Stored items from a collection:
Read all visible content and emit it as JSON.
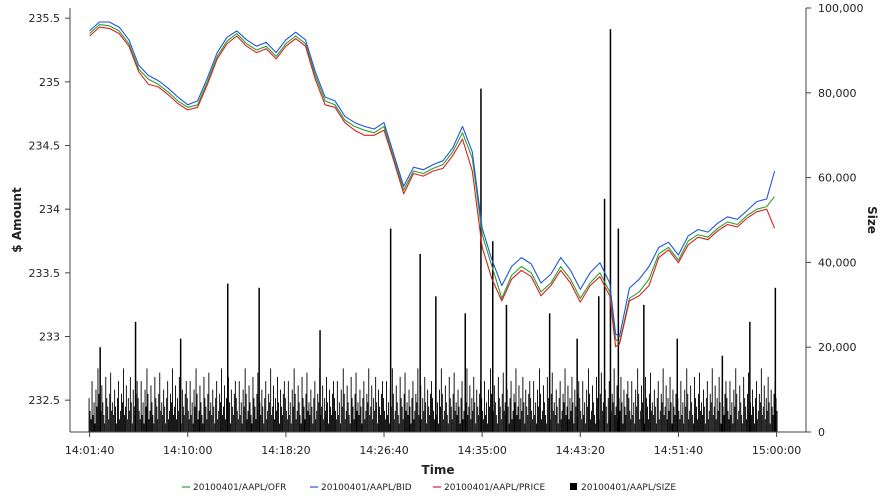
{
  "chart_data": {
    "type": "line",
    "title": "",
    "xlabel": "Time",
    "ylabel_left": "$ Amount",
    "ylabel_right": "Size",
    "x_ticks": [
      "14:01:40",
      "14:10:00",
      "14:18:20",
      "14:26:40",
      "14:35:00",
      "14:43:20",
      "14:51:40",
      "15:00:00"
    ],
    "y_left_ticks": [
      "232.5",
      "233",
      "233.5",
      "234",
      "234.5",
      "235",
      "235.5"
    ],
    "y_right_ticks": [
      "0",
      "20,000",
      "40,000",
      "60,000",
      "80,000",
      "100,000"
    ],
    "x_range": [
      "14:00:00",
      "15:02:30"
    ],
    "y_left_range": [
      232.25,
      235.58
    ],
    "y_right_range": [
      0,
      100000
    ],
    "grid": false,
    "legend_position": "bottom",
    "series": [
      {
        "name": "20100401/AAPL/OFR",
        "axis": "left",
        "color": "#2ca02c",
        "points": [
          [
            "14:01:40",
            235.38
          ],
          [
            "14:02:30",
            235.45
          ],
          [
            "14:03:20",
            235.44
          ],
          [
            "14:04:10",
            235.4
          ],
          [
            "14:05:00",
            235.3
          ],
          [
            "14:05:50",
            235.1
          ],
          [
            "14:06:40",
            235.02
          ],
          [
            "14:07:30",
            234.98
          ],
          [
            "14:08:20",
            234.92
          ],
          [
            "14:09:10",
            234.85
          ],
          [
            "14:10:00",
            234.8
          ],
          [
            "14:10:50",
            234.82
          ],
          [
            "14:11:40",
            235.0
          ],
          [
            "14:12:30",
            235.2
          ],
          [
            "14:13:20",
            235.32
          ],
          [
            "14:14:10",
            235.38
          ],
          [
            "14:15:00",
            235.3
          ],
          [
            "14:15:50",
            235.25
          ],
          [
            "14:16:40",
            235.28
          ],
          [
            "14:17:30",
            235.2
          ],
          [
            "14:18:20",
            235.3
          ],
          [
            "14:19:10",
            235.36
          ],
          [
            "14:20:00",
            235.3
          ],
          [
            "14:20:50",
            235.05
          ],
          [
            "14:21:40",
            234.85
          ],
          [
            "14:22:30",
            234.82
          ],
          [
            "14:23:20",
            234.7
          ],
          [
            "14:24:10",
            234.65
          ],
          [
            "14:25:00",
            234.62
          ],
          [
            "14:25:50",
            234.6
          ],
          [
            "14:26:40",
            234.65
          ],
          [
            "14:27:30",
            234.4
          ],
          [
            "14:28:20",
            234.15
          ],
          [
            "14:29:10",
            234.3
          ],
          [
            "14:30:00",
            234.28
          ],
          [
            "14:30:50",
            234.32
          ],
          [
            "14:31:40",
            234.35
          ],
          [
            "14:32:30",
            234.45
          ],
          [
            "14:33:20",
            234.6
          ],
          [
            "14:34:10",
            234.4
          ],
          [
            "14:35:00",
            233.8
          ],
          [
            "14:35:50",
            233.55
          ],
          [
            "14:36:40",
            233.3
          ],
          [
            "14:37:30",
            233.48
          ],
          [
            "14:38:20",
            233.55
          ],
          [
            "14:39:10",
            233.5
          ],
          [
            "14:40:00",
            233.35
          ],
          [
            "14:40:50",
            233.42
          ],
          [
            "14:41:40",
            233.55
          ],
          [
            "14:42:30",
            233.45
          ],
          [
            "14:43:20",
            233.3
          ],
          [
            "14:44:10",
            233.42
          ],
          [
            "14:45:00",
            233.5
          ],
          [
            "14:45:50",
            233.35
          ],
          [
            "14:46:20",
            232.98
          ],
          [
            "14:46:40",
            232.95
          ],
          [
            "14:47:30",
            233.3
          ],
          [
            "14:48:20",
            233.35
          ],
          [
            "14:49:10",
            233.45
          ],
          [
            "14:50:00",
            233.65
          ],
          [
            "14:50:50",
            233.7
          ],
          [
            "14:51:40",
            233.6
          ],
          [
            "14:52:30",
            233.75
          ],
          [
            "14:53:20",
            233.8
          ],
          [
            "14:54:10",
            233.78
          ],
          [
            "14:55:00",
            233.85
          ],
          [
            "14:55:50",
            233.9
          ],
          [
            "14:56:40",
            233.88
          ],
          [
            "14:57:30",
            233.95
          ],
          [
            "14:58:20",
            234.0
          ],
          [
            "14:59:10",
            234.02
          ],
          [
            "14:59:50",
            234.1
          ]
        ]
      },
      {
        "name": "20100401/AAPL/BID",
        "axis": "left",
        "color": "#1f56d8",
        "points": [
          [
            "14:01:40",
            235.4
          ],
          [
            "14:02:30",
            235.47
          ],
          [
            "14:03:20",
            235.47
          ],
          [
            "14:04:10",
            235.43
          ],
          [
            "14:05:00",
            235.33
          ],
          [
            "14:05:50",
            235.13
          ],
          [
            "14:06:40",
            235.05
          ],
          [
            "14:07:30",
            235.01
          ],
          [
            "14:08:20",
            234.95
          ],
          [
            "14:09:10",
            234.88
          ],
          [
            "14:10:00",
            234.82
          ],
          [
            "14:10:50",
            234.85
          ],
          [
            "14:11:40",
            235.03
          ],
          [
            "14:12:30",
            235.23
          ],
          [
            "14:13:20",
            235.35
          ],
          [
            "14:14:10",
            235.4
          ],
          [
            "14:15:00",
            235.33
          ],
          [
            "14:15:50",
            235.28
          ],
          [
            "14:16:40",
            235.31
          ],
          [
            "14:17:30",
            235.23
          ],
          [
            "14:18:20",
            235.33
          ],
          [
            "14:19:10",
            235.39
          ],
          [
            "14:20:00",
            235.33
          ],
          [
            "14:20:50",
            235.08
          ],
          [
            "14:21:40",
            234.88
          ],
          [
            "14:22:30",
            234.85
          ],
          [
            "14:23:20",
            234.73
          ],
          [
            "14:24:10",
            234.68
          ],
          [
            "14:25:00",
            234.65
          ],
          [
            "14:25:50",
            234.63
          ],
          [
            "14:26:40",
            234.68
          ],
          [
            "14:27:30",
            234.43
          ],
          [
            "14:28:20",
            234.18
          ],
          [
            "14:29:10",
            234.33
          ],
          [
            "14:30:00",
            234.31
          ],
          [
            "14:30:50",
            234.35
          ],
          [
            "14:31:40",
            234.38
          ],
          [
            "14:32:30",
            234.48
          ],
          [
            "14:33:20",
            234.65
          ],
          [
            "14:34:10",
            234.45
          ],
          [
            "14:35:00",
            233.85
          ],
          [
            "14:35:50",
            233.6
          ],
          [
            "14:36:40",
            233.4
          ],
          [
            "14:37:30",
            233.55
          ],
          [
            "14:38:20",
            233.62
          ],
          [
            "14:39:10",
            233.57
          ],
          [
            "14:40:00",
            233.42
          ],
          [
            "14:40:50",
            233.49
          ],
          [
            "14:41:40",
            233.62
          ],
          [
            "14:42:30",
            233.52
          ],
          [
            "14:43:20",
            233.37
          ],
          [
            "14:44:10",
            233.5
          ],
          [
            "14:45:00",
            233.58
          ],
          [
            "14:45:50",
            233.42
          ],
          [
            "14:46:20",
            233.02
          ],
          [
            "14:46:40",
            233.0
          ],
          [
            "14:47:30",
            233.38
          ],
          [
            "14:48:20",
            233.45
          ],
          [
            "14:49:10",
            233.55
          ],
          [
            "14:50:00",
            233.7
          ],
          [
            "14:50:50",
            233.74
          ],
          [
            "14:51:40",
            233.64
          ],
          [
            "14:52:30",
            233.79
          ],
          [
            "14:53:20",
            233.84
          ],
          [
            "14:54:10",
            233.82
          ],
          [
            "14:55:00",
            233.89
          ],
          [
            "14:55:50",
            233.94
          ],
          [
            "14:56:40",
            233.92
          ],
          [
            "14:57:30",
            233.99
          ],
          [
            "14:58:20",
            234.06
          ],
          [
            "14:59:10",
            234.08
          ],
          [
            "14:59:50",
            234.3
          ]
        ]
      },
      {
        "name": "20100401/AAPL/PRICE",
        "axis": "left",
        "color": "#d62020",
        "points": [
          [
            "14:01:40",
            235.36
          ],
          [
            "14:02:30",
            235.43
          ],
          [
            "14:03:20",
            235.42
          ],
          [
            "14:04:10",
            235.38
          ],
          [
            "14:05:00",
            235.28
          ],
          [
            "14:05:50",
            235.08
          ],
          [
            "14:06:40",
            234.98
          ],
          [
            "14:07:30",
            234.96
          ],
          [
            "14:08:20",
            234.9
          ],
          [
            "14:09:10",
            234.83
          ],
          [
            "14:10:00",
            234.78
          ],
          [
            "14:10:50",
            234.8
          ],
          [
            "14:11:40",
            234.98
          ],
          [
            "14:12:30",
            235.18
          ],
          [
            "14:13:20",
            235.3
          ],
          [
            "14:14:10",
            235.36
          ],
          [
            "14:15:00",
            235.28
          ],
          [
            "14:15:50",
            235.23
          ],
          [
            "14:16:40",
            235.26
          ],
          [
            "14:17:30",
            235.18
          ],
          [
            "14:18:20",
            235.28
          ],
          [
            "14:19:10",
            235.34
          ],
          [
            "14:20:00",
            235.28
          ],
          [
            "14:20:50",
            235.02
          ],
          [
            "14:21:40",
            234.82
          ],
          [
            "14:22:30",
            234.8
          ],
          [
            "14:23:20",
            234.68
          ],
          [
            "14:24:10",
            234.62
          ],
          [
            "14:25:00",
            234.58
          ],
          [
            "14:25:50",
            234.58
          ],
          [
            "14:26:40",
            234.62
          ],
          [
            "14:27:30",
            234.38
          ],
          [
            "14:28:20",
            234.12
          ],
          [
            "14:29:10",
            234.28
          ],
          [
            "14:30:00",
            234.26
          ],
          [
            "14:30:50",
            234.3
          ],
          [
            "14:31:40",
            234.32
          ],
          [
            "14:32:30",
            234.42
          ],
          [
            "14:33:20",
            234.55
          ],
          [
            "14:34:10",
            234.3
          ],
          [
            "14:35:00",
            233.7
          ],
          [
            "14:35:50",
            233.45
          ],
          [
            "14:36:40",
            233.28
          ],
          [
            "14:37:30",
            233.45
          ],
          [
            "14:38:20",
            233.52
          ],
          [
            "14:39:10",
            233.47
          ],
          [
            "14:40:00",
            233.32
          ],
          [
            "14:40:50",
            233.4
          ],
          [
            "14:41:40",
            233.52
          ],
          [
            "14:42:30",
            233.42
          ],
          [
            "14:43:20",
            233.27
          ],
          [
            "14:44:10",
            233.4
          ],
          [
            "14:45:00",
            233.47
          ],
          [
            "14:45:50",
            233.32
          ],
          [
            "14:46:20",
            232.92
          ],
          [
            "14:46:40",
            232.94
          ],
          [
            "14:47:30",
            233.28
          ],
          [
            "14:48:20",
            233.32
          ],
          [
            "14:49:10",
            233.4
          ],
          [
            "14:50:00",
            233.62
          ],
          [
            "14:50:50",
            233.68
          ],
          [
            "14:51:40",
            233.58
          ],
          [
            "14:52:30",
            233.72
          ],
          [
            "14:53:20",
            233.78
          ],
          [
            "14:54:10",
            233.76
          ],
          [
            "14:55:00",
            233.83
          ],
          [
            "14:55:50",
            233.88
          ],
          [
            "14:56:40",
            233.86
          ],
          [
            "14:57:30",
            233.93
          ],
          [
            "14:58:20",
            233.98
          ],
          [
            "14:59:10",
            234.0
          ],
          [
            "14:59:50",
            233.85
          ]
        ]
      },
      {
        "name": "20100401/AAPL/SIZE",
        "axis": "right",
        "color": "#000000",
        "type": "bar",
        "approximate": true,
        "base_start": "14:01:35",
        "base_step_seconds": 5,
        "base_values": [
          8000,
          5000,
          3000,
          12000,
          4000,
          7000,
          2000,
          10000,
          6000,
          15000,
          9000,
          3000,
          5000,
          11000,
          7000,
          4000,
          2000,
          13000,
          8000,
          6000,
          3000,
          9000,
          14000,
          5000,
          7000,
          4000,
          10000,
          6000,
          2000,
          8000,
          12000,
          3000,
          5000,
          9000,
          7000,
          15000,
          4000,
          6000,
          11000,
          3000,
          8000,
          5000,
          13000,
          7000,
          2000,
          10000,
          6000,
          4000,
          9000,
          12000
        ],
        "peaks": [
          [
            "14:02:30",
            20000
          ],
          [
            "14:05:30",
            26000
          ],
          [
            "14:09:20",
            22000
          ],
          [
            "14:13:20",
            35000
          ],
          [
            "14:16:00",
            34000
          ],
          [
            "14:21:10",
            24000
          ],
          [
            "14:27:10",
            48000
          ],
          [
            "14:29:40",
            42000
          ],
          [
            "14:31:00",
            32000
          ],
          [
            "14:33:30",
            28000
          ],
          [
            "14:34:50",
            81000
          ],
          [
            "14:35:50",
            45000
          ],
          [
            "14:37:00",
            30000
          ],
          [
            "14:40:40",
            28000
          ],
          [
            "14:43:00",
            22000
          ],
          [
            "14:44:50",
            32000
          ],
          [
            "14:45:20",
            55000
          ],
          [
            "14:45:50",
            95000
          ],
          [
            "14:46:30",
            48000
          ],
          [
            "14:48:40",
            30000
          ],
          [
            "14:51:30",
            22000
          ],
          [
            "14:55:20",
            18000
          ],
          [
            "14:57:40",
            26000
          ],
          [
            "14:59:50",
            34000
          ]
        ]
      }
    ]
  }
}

---

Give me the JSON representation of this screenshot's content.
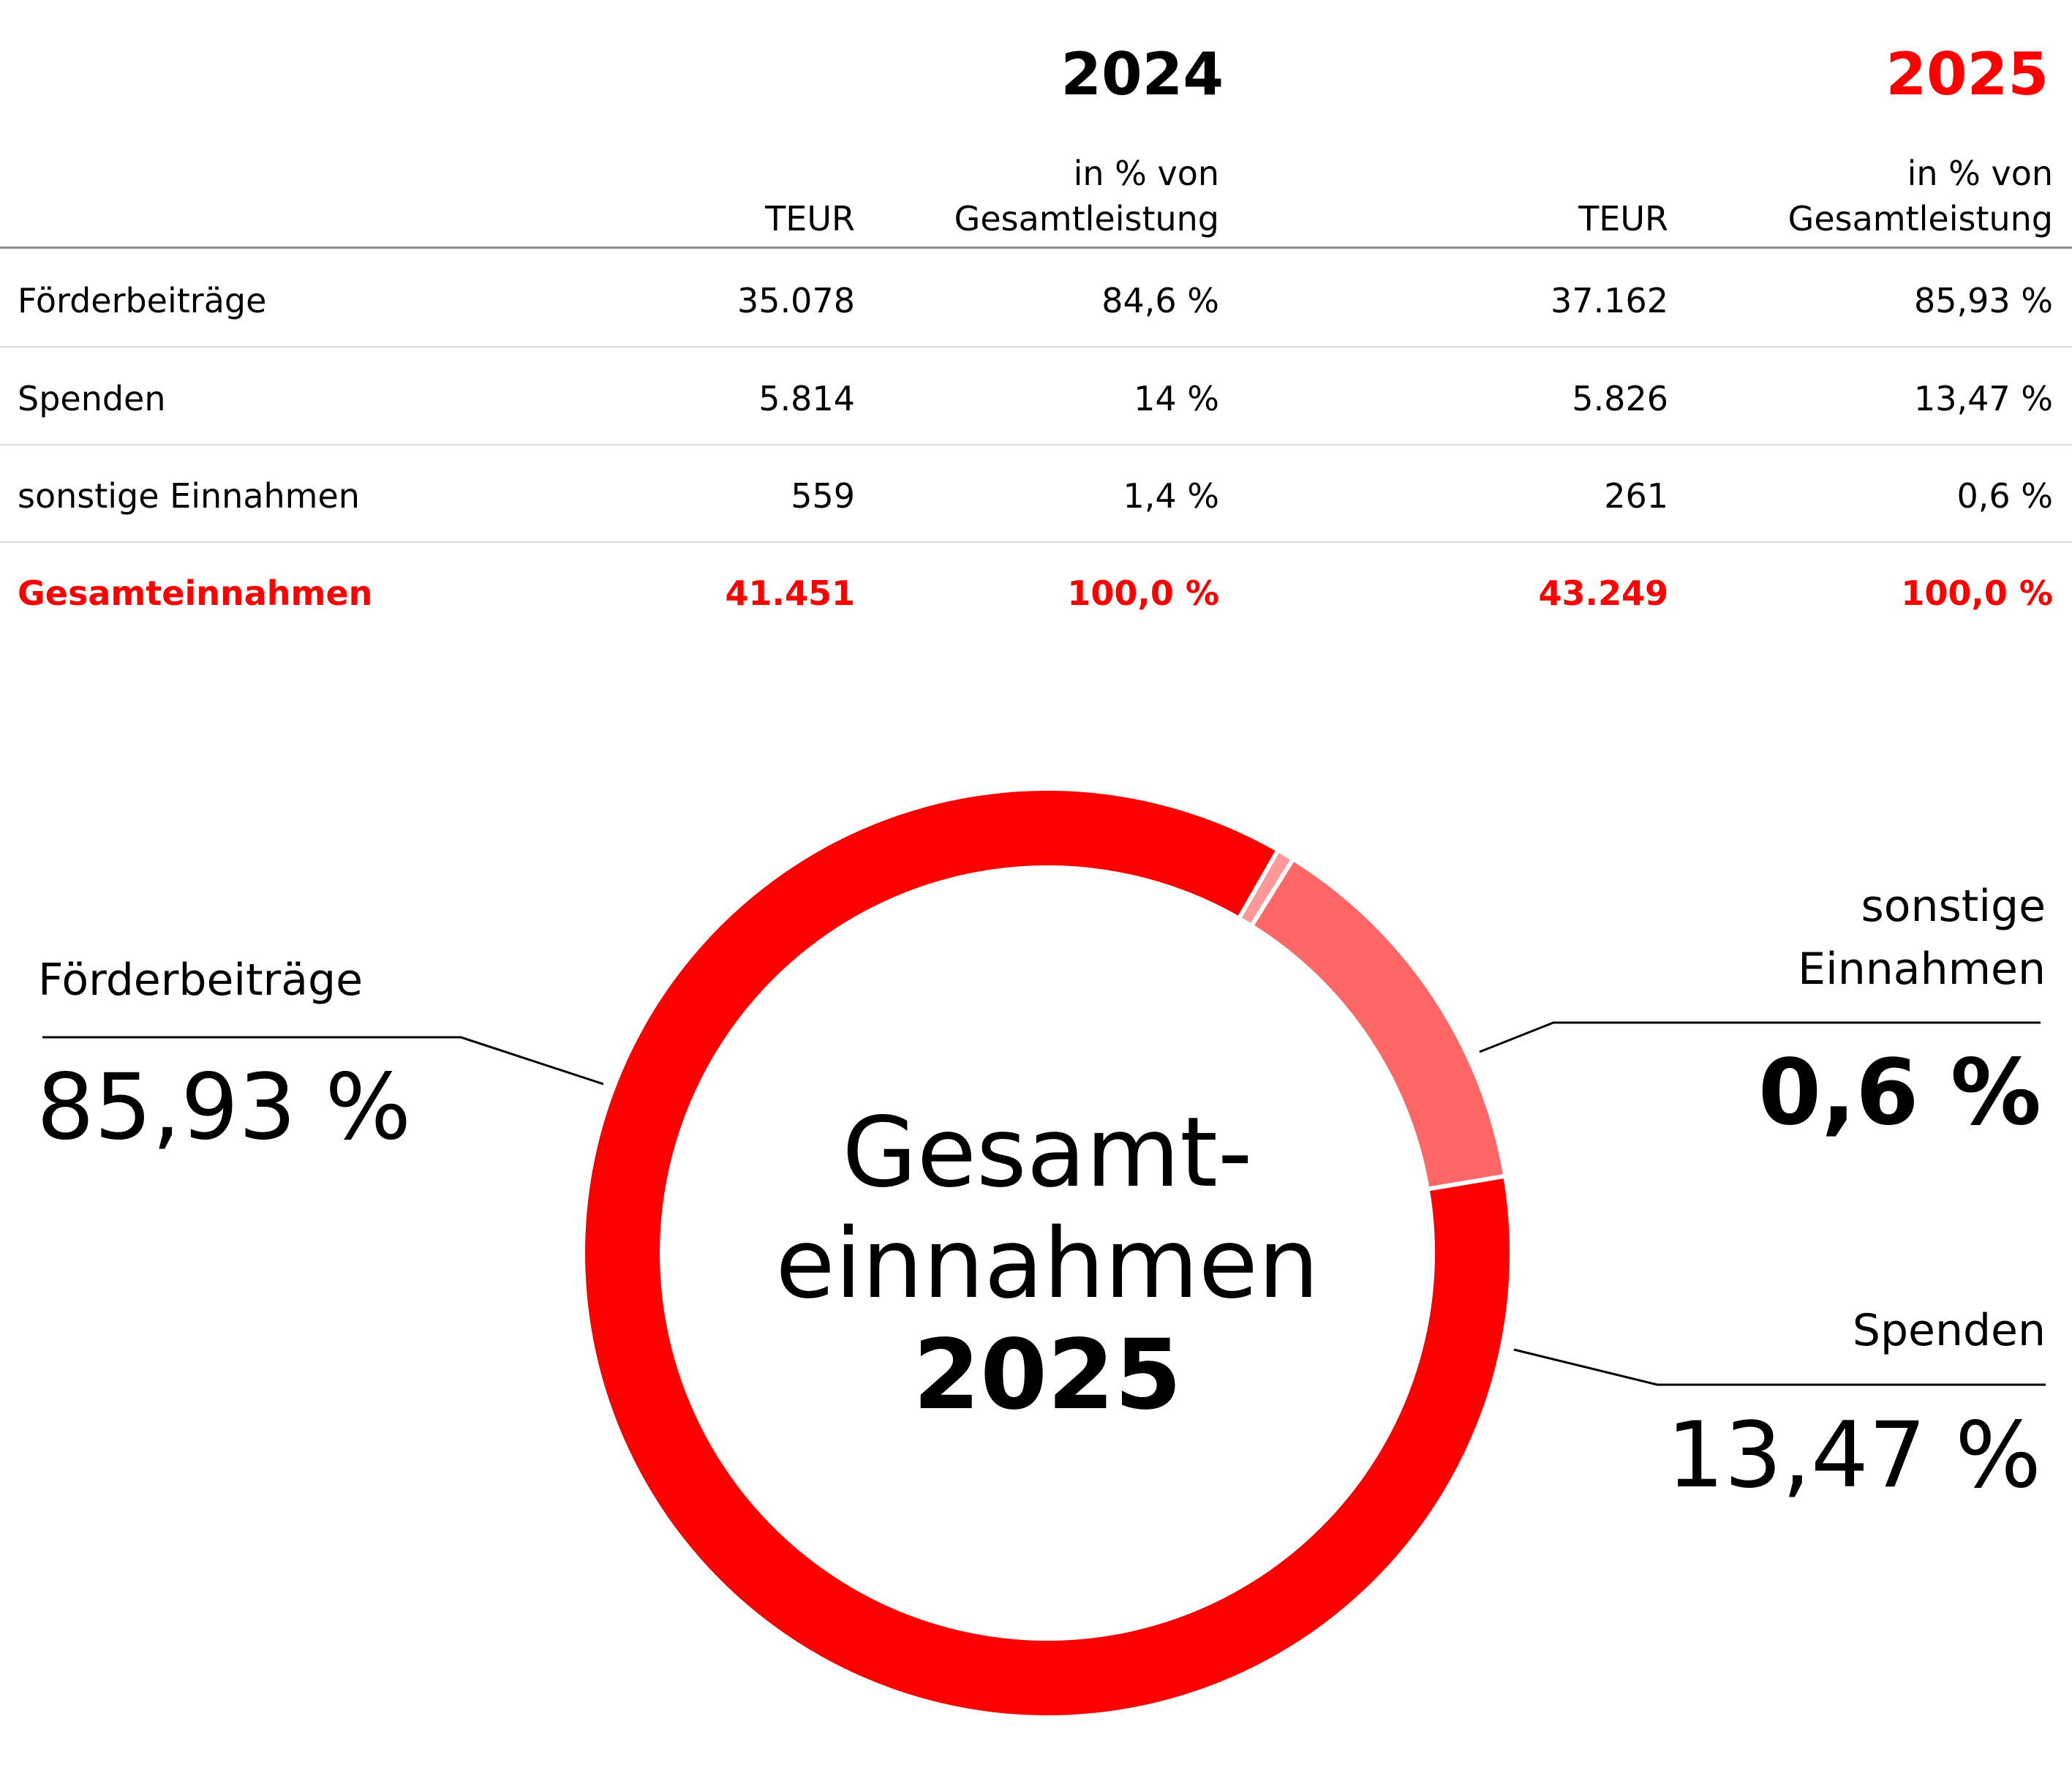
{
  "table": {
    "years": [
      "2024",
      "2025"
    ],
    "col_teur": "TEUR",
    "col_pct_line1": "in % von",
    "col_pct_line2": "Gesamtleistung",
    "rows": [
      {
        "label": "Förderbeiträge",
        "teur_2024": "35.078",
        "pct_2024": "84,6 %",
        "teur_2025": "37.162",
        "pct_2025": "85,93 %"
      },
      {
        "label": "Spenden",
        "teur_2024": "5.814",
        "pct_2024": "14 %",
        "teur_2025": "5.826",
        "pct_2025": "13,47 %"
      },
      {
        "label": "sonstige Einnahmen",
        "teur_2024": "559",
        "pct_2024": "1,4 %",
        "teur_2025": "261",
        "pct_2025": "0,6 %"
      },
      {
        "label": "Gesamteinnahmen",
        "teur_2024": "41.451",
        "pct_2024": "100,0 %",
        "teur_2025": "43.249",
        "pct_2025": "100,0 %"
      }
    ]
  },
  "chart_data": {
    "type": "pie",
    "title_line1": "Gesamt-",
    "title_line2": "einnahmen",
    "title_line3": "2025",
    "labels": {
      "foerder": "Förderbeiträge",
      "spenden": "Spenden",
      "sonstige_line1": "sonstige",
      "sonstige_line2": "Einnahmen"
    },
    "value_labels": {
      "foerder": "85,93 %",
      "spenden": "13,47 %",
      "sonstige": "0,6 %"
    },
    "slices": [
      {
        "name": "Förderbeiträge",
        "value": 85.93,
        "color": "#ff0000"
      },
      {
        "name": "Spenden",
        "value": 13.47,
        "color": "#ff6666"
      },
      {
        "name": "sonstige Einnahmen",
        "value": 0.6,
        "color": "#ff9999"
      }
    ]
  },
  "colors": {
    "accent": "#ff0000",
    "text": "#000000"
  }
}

**Written exercise**
Count how many lines in the data contain the word "JSON", giving the number without comment.

**Solution to the problem**
2